Copy out each line of the data that holds the word "title".

◆ **DATA SHOWN**:
-=-=-
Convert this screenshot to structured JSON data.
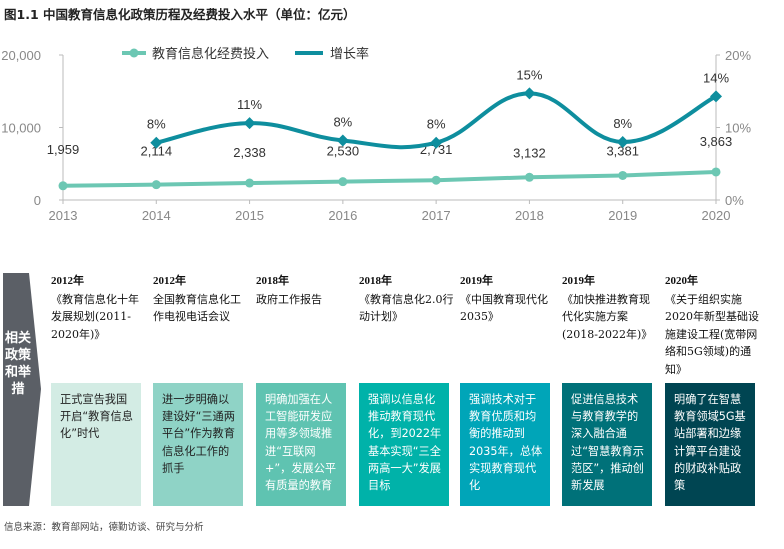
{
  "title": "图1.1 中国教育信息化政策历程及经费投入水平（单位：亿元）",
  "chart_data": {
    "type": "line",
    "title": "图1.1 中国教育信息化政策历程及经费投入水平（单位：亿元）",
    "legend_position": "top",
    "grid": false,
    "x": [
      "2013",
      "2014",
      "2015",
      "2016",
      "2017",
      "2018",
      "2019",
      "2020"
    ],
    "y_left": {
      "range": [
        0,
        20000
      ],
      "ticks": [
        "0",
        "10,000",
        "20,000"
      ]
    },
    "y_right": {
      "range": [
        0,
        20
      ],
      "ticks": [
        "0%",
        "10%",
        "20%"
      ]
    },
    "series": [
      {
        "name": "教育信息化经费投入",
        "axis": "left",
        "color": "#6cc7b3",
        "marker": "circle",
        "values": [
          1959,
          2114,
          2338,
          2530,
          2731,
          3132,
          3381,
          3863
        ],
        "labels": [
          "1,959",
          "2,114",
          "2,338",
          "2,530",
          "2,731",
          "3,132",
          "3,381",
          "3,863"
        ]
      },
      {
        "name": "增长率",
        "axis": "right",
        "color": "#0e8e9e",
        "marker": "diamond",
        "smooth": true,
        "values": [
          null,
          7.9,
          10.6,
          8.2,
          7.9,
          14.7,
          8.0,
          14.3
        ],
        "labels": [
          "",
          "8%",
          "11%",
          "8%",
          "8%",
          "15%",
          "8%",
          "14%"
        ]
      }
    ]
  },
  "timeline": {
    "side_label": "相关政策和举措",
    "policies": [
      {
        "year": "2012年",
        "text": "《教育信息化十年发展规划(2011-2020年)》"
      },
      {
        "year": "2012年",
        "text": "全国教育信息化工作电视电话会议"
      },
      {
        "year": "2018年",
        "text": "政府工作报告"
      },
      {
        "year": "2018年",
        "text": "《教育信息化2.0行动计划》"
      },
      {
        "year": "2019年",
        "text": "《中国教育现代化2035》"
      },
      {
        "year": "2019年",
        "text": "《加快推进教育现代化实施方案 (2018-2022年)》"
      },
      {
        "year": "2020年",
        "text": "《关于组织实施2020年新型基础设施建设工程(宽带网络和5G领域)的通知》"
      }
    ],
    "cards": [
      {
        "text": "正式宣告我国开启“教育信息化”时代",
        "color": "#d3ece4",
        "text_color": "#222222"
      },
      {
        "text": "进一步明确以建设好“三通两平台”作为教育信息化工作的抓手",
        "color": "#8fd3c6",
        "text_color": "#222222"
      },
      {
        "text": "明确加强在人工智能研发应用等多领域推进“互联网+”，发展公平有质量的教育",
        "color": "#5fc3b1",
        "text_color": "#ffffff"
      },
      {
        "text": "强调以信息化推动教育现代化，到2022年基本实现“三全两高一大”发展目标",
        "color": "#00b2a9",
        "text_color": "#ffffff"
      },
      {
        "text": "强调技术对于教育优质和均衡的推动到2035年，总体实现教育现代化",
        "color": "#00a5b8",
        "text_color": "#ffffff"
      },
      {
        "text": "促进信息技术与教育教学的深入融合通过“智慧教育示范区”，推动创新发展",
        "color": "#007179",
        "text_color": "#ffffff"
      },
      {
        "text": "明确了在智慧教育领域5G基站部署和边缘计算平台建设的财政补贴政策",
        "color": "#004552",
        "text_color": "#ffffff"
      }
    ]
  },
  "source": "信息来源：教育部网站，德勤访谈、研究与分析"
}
-=-=-
◆ **TASK RESULT**:
  "title": "图1.1 中国教育信息化政策历程及经费投入水平（单位：亿元）",
    "title": "图1.1 中国教育信息化政策历程及经费投入水平（单位：亿元）",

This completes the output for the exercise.